*TASK REQUIREMENTS*: Copy out every line exactly, passing over the pictures.

(Data extracted from a collection)
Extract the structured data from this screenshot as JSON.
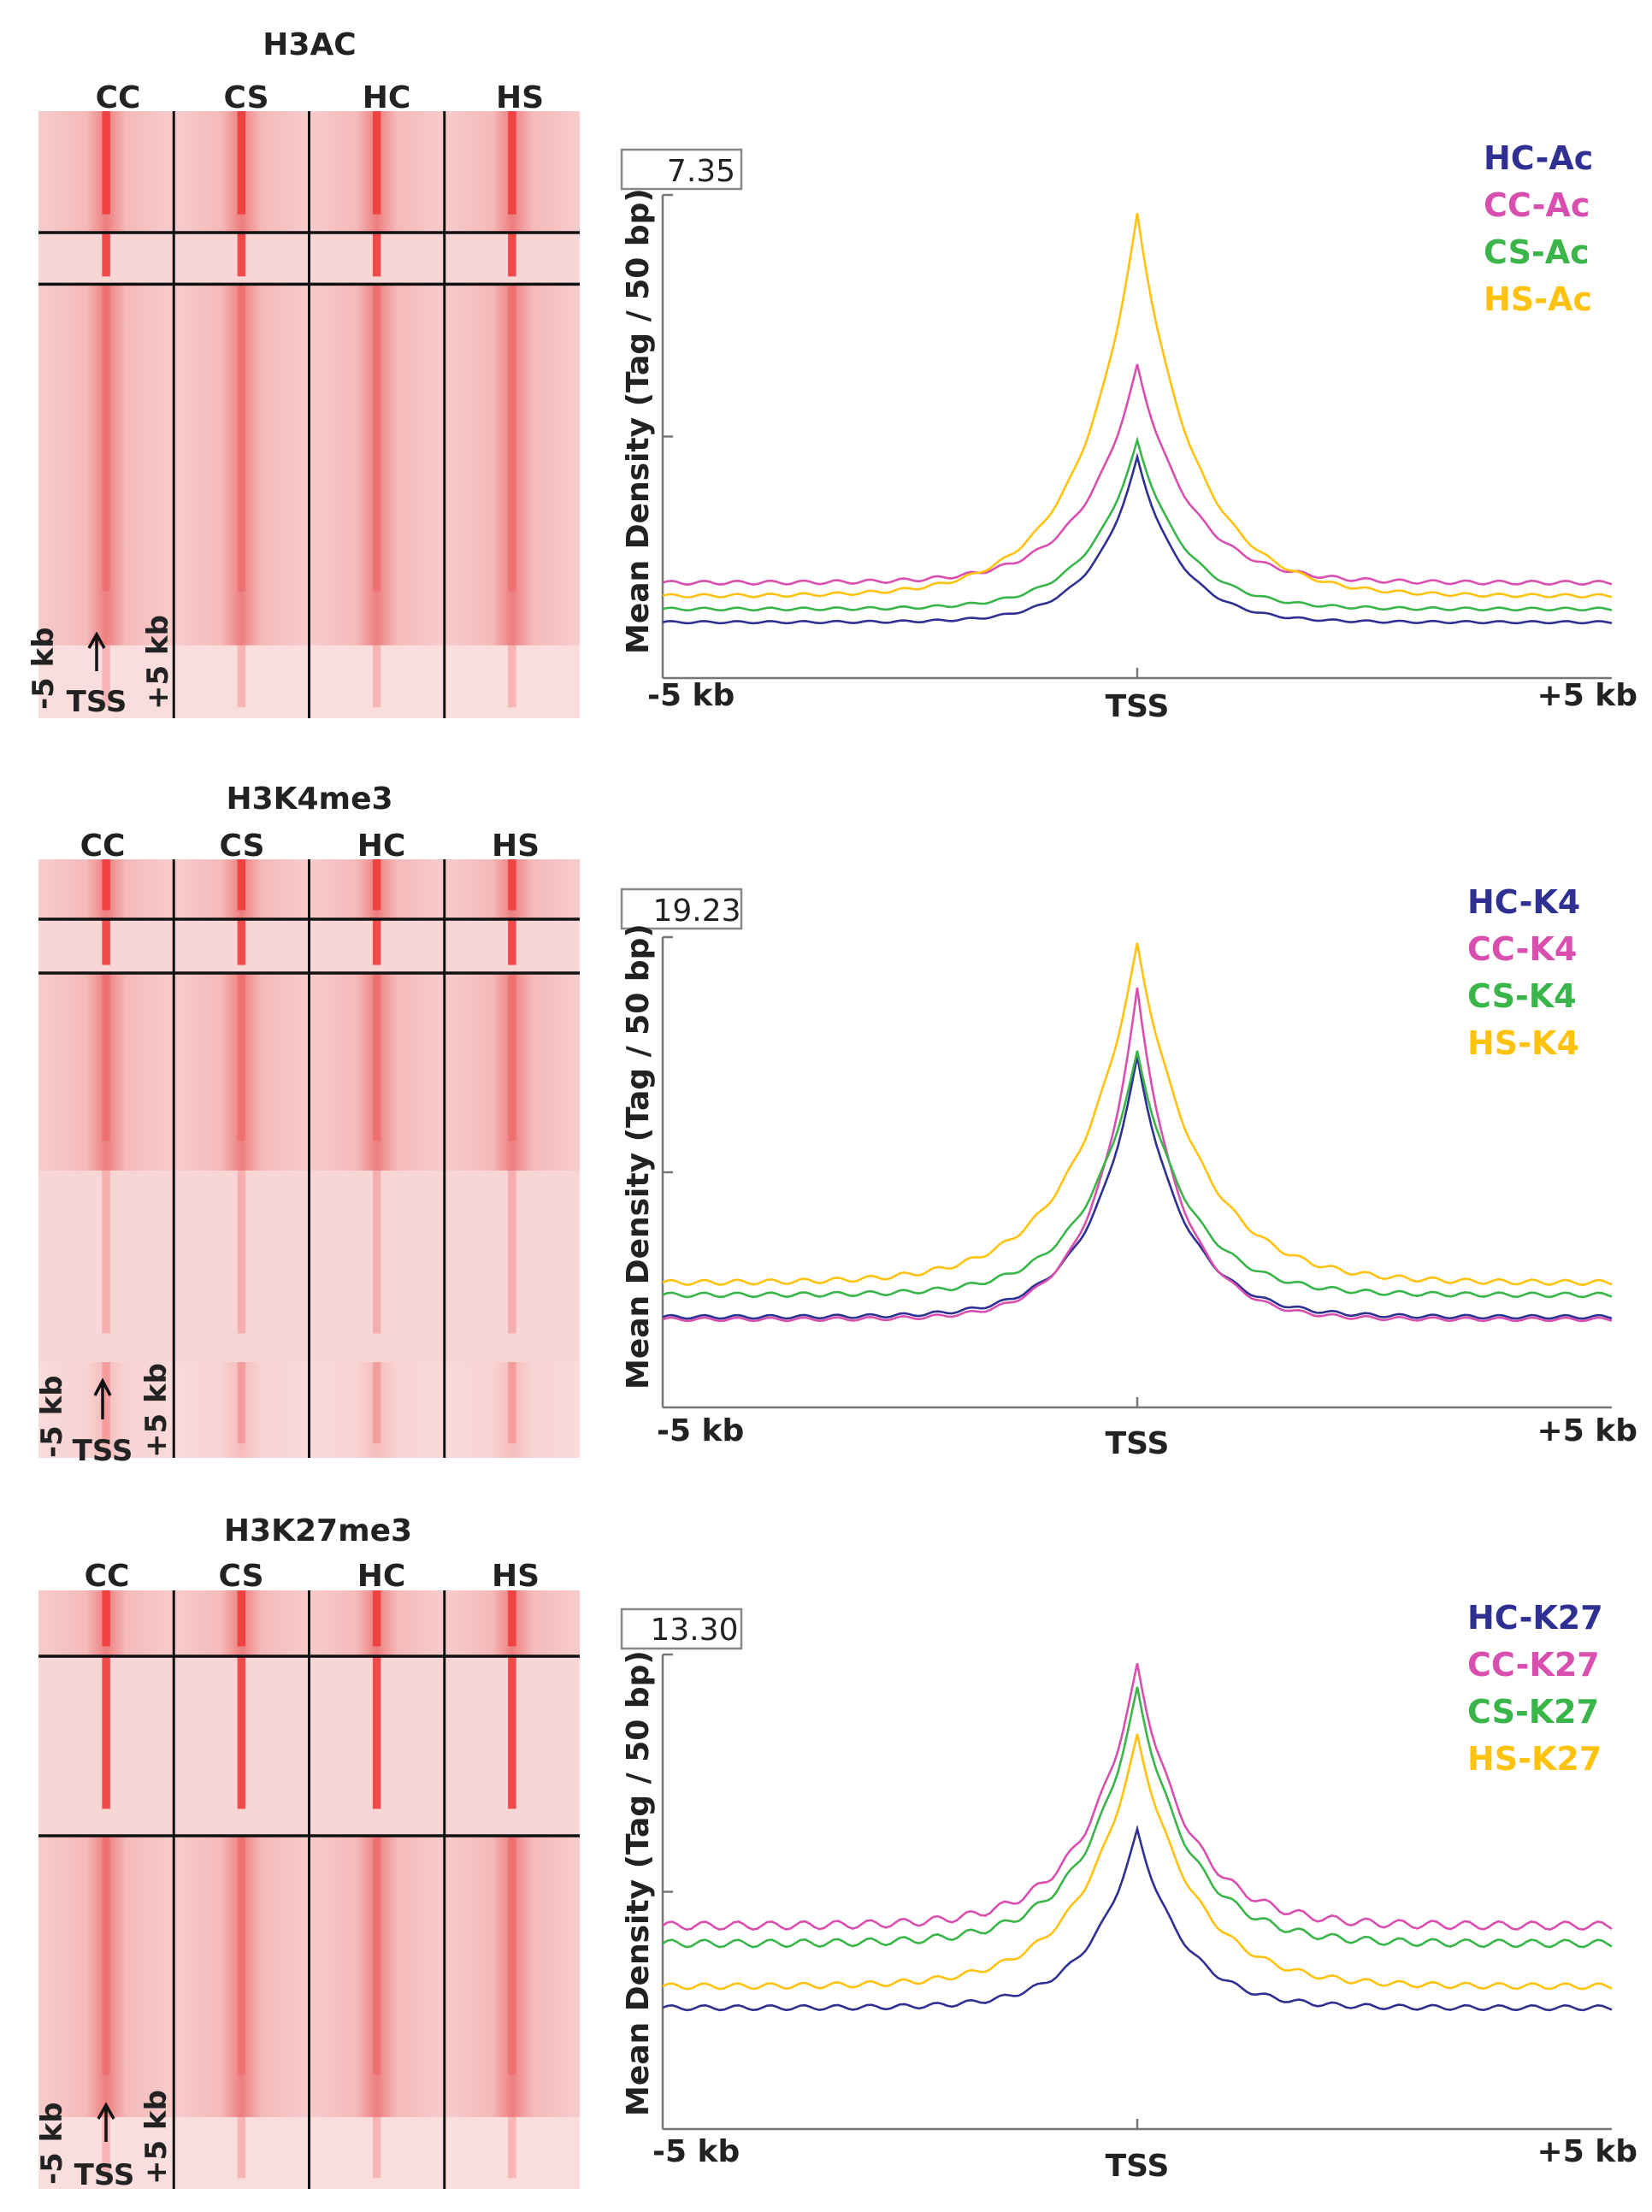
{
  "chart_data": [
    {
      "type": "heatmap",
      "title": "H3AC",
      "columns": [
        "CC",
        "CS",
        "HC",
        "HS"
      ],
      "axis_left": "-5 kb",
      "axis_right": "+5 kb",
      "center_label": "TSS",
      "cluster_breaks": [
        0.2,
        0.285,
        0.88
      ],
      "panel": 0
    },
    {
      "type": "line",
      "panel": 0,
      "ylabel": "Mean Density (Tag / 50 bp)",
      "ymax_label": "7.35",
      "ylim": [
        0,
        7.35
      ],
      "x_labels": [
        "-5 kb",
        "TSS",
        "+5 kb"
      ],
      "xlim": [
        -5,
        5
      ],
      "series": [
        {
          "name": "HC-Ac",
          "color": "#2e3192",
          "base": 0.85,
          "peak": 3.35,
          "width": 0.45
        },
        {
          "name": "CC-Ac",
          "color": "#d94fb0",
          "base": 1.45,
          "peak": 4.75,
          "width": 0.55
        },
        {
          "name": "CS-Ac",
          "color": "#39b54a",
          "base": 1.05,
          "peak": 3.6,
          "width": 0.5
        },
        {
          "name": "HS-Ac",
          "color": "#ffc20e",
          "base": 1.25,
          "peak": 7.05,
          "width": 0.6
        }
      ]
    },
    {
      "type": "heatmap",
      "title": "H3K4me3",
      "columns": [
        "CC",
        "CS",
        "HC",
        "HS"
      ],
      "axis_left": "-5 kb",
      "axis_right": "+5 kb",
      "center_label": "TSS",
      "cluster_breaks": [
        0.1,
        0.19,
        0.52,
        0.84
      ],
      "panel": 1
    },
    {
      "type": "line",
      "panel": 1,
      "ylabel": "Mean Density (Tag / 50 bp)",
      "ymax_label": "19.23",
      "ylim": [
        0,
        19.23
      ],
      "x_labels": [
        "-5 kb",
        "TSS",
        "+5 kb"
      ],
      "xlim": [
        -5,
        5
      ],
      "series": [
        {
          "name": "HC-K4",
          "color": "#2e3192",
          "base": 3.7,
          "peak": 14.3,
          "width": 0.5
        },
        {
          "name": "CC-K4",
          "color": "#d94fb0",
          "base": 3.6,
          "peak": 17.1,
          "width": 0.45
        },
        {
          "name": "CS-K4",
          "color": "#39b54a",
          "base": 4.6,
          "peak": 14.5,
          "width": 0.55
        },
        {
          "name": "HS-K4",
          "color": "#ffc20e",
          "base": 5.1,
          "peak": 18.9,
          "width": 0.65
        }
      ]
    },
    {
      "type": "heatmap",
      "title": "H3K27me3",
      "columns": [
        "CC",
        "CS",
        "HC",
        "HS"
      ],
      "axis_left": "-5 kb",
      "axis_right": "+5 kb",
      "center_label": "TSS",
      "cluster_breaks": [
        0.11,
        0.41,
        0.88
      ],
      "panel": 2
    },
    {
      "type": "line",
      "panel": 2,
      "ylabel": "Mean Density (Tag / 50 bp)",
      "ymax_label": "13.30",
      "ylim": [
        0,
        13.3
      ],
      "x_labels": [
        "-5 kb",
        "TSS",
        "+5 kb"
      ],
      "xlim": [
        -5,
        5
      ],
      "series": [
        {
          "name": "HC-K27",
          "color": "#2e3192",
          "base": 3.4,
          "peak": 8.35,
          "width": 0.5
        },
        {
          "name": "CC-K27",
          "color": "#d94fb0",
          "base": 5.7,
          "peak": 12.95,
          "width": 0.55
        },
        {
          "name": "CS-K27",
          "color": "#39b54a",
          "base": 5.2,
          "peak": 12.3,
          "width": 0.55
        },
        {
          "name": "HS-K27",
          "color": "#ffc20e",
          "base": 4.0,
          "peak": 11.0,
          "width": 0.6
        }
      ]
    }
  ]
}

*EXERCISE RESULT*:
Extract the structured data from this screenshot as JSON.
{
  "chart_data": [
    {
      "type": "heatmap",
      "title": "H3AC",
      "columns": [
        "CC",
        "CS",
        "HC",
        "HS"
      ],
      "axis_left": "-5 kb",
      "axis_right": "+5 kb",
      "center_label": "TSS",
      "cluster_breaks": [
        0.2,
        0.285,
        0.88
      ],
      "panel": 0
    },
    {
      "type": "line",
      "panel": 0,
      "ylabel": "Mean Density (Tag / 50 bp)",
      "ymax_label": "7.35",
      "ylim": [
        0,
        7.35
      ],
      "x_labels": [
        "-5 kb",
        "TSS",
        "+5 kb"
      ],
      "xlim": [
        -5,
        5
      ],
      "series": [
        {
          "name": "HC-Ac",
          "color": "#2e3192",
          "base": 0.85,
          "peak": 3.35,
          "width": 0.45
        },
        {
          "name": "CC-Ac",
          "color": "#d94fb0",
          "base": 1.45,
          "peak": 4.75,
          "width": 0.55
        },
        {
          "name": "CS-Ac",
          "color": "#39b54a",
          "base": 1.05,
          "peak": 3.6,
          "width": 0.5
        },
        {
          "name": "HS-Ac",
          "color": "#ffc20e",
          "base": 1.25,
          "peak": 7.05,
          "width": 0.6
        }
      ]
    },
    {
      "type": "heatmap",
      "title": "H3K4me3",
      "columns": [
        "CC",
        "CS",
        "HC",
        "HS"
      ],
      "axis_left": "-5 kb",
      "axis_right": "+5 kb",
      "center_label": "TSS",
      "cluster_breaks": [
        0.1,
        0.19,
        0.52,
        0.84
      ],
      "panel": 1
    },
    {
      "type": "line",
      "panel": 1,
      "ylabel": "Mean Density (Tag / 50 bp)",
      "ymax_label": "19.23",
      "ylim": [
        0,
        19.23
      ],
      "x_labels": [
        "-5 kb",
        "TSS",
        "+5 kb"
      ],
      "xlim": [
        -5,
        5
      ],
      "series": [
        {
          "name": "HC-K4",
          "color": "#2e3192",
          "base": 3.7,
          "peak": 14.3,
          "width": 0.5
        },
        {
          "name": "CC-K4",
          "color": "#d94fb0",
          "base": 3.6,
          "peak": 17.1,
          "width": 0.45
        },
        {
          "name": "CS-K4",
          "color": "#39b54a",
          "base": 4.6,
          "peak": 14.5,
          "width": 0.55
        },
        {
          "name": "HS-K4",
          "color": "#ffc20e",
          "base": 5.1,
          "peak": 18.9,
          "width": 0.65
        }
      ]
    },
    {
      "type": "heatmap",
      "title": "H3K27me3",
      "columns": [
        "CC",
        "CS",
        "HC",
        "HS"
      ],
      "axis_left": "-5 kb",
      "axis_right": "+5 kb",
      "center_label": "TSS",
      "cluster_breaks": [
        0.11,
        0.41,
        0.88
      ],
      "panel": 2
    },
    {
      "type": "line",
      "panel": 2,
      "ylabel": "Mean Density (Tag / 50 bp)",
      "ymax_label": "13.30",
      "ylim": [
        0,
        13.3
      ],
      "x_labels": [
        "-5 kb",
        "TSS",
        "+5 kb"
      ],
      "xlim": [
        -5,
        5
      ],
      "series": [
        {
          "name": "HC-K27",
          "color": "#2e3192",
          "base": 3.4,
          "peak": 8.35,
          "width": 0.5
        },
        {
          "name": "CC-K27",
          "color": "#d94fb0",
          "base": 5.7,
          "peak": 12.95,
          "width": 0.55
        },
        {
          "name": "CS-K27",
          "color": "#39b54a",
          "base": 5.2,
          "peak": 12.3,
          "width": 0.55
        },
        {
          "name": "HS-K27",
          "color": "#ffc20e",
          "base": 4.0,
          "peak": 11.0,
          "width": 0.6
        }
      ]
    }
  ]
}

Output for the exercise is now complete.